▶ **ASSIGNMENT 1**
Please copy the passage on evaluating links word for word, starting at "Over many years" and ending at "famous PageRank algorithm.".
▶ **ASSIGNMENT 2**
Carry on the passage about how Google weighs links, picking up after its last sentence.

▶ **SOURCE PASSAGE**

____________

Different kinds of links have different impacts on your page’s ranking in Google. And no one knows for sure how exactly Google measures the value of each individual link.
But there are five general concepts of evaluating links that the SEO community believes to be true.

1. Authority
It seems intuitive that a link from The New York Times and a link from your friend’s small travel blog couldn’t possibly be treated by Google as equals. NYT is a world-famous authority, and your friend’s blog is hardly known even among their friends.
Over many years of building links, SEOs have gathered a lot of empirical evidence that links from more well-known and authoritative websites have a bigger influence on your page’s rankings in Google.
But how do you measure the “authority” of the website?
Well, according to an industry survey done by Aira, the most popular website authority metrics are Ahrefs’ Domain Rating (DR) and Moz’s Domain Authority (DA). With internally developed metrics (which often have DR or DA blended in them) holding the third spot.

We actually have a free Website Authority Checker tool, which you can use to check the Domain Rating metric of any website:

But other than the authority of an entire website, there’s also the authority of the actual page that is linking to you. Which is known to be calculated by Google with the help of the famous PageRank algorithm.

____________

▶ **DATASET EXTRACT**
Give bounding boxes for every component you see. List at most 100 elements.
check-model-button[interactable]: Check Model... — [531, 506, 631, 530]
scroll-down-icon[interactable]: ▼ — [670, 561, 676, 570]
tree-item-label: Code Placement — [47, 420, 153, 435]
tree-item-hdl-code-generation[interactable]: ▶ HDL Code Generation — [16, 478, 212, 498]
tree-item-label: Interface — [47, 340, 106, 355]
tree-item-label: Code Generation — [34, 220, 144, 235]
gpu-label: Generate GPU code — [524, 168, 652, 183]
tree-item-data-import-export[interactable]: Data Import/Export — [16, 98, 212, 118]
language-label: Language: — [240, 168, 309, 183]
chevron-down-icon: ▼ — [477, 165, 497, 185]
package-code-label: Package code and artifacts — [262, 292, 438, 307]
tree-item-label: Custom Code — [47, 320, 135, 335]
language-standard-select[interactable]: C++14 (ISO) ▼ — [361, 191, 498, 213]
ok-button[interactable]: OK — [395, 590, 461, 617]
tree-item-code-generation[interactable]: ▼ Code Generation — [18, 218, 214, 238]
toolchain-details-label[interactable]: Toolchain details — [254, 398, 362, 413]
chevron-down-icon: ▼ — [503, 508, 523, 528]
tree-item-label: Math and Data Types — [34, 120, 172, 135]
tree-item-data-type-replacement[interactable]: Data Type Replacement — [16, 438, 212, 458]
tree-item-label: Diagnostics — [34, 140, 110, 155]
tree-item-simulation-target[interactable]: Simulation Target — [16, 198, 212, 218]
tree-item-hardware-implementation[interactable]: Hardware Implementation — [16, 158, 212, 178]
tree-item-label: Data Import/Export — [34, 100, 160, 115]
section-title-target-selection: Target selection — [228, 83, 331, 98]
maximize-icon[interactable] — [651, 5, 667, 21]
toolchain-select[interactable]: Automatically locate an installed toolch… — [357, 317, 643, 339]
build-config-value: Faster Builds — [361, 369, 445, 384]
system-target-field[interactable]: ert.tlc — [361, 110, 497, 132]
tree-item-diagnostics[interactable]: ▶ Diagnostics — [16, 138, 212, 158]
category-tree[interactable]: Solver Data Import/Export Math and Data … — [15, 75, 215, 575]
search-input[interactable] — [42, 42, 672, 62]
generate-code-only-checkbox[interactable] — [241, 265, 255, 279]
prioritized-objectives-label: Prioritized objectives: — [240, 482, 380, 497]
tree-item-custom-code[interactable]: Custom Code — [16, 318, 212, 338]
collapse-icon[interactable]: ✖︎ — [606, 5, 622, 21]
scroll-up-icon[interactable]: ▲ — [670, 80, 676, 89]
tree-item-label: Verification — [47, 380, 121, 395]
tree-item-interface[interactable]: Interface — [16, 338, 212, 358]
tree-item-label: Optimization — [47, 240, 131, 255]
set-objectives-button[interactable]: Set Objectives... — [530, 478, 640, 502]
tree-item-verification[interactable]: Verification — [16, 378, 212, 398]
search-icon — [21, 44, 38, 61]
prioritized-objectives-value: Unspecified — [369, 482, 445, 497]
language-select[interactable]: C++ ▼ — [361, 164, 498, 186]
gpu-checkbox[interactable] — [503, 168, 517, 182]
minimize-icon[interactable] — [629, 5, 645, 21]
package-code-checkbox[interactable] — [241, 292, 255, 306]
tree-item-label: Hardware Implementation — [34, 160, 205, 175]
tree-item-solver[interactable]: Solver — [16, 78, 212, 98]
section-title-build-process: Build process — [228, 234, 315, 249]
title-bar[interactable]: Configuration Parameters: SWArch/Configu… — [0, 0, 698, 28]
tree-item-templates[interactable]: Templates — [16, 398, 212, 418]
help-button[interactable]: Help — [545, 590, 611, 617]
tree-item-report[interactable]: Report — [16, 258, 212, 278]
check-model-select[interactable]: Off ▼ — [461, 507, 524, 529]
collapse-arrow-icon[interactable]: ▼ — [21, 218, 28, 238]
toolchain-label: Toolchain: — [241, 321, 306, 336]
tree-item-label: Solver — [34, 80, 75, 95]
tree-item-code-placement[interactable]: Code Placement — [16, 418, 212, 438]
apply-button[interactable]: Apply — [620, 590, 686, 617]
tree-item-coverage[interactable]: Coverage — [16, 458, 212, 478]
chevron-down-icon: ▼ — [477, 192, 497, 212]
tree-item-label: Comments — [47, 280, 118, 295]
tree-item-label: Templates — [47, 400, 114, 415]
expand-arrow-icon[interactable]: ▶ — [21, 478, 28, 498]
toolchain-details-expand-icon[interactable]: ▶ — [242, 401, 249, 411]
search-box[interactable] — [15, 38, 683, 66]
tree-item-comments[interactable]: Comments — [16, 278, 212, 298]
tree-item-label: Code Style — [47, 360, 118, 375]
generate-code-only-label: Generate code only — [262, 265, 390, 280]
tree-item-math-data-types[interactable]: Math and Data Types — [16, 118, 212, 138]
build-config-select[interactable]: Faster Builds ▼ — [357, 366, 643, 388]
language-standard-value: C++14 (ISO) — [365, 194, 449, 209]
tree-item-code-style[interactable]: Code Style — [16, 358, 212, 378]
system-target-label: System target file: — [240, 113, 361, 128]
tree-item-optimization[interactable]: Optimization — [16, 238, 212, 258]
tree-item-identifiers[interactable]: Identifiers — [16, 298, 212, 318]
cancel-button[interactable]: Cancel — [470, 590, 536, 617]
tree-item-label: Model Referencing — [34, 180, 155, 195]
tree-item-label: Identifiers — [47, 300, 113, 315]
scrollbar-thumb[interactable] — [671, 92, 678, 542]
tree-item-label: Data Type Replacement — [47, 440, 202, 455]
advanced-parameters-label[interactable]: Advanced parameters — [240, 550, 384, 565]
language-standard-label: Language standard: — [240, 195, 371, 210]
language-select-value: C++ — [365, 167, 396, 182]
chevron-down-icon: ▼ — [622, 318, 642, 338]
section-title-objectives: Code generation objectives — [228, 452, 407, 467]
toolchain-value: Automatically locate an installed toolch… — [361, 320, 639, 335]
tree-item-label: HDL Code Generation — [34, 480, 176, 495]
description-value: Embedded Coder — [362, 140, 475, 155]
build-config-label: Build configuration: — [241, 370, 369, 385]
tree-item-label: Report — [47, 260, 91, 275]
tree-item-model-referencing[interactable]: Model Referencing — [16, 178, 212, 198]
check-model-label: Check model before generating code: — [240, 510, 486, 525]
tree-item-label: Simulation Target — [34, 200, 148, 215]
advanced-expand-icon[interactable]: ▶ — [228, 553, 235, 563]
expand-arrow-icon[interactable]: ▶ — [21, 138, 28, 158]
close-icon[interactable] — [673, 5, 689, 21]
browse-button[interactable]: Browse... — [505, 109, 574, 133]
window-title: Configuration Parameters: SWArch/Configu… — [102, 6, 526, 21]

____________

▶ **WRITTEN RESPONSE 1**
Over many years of building links, SEOs have gathered a lot of empirical evidence that links from more well-known and authoritative websites have a bigger influence on your page’s rankings in Google.
But how do you measure the “authority” of the website?
Well, according to an industry survey done by Aira, the most popular website authority metrics are Ahrefs’ Domain Rating (DR) and Moz’s Domain Authority (DA). With internally developed metrics (which often have DR or DA blended in them) holding the third spot.

We actually have a free Website Authority Checker tool, which you can use to check the Domain Rating metric of any website:

But other than the authority of an entire website, there’s also the authority of the actual page that is linking to you. Which is known to be calculated by Google with the help of the famous PageRank algorithm.

▶ **WRITTEN RESPONSE 2**
In simple terms, the PageRank algorithm is based on the premise that pages with more backlinks (and better ones) of their own cast a stronger “vote.”

Here at Ahrefs, we have our own metric to measure the authority of the page. It’s called URL Rating (UR), and it is calculated in a fairly similar fashion to the original PageRank.
The UR of this very page that you’re reading is 30, and it has backlinks from over a thousand different websites (ref. domains):

And there’s one more thing you need to know about authority. If a backlink has a rel=”nofollow” attribute attached to it, it most likely doesn’t cast a “vote” toward a website that it links to.
2. Relevance
If you run a blog about health and fitness, links from other websites (and pages) on the same topic will have more weight in the eyes of Google compared to links from websites about cars or finances.
Here’s an excerpt from Google’s “How Search Works” guide that corroborates this theory (bolding is mine):
If other prominent websites on the subject link to the page, that’s a good sign that the information is of high quality.
But this doesn’t mean that you should avoid getting links from websites that aren’t on the same topic as yours. I can’t imagine any seasoned SEO saying: “No, please don’t link to my recipe website from dreamhost.com, a hosting website with DR 93.”
The thing is, whatever topic your website is about, there would be dozens of topics that are perfectly relevant while not the same.
For example, nutrition is very important for health and fitness. So it would be perfectly natural for fitness websites to link to articles about food. And if you want to work out regularly, you need to find time in your schedule for it, so linking to articles about time management wouldn’t be unnatural too.
In other words, relevance is a fairly malleable concept. Unless, of course, you try shoehorning links into places where they clearly don’t belong.
3. Anchor text
If you’re not already familiar with the term, “anchor text” is a clickable snippet of text that links to another page. In many cases, it succinctly describes what the linked page is about.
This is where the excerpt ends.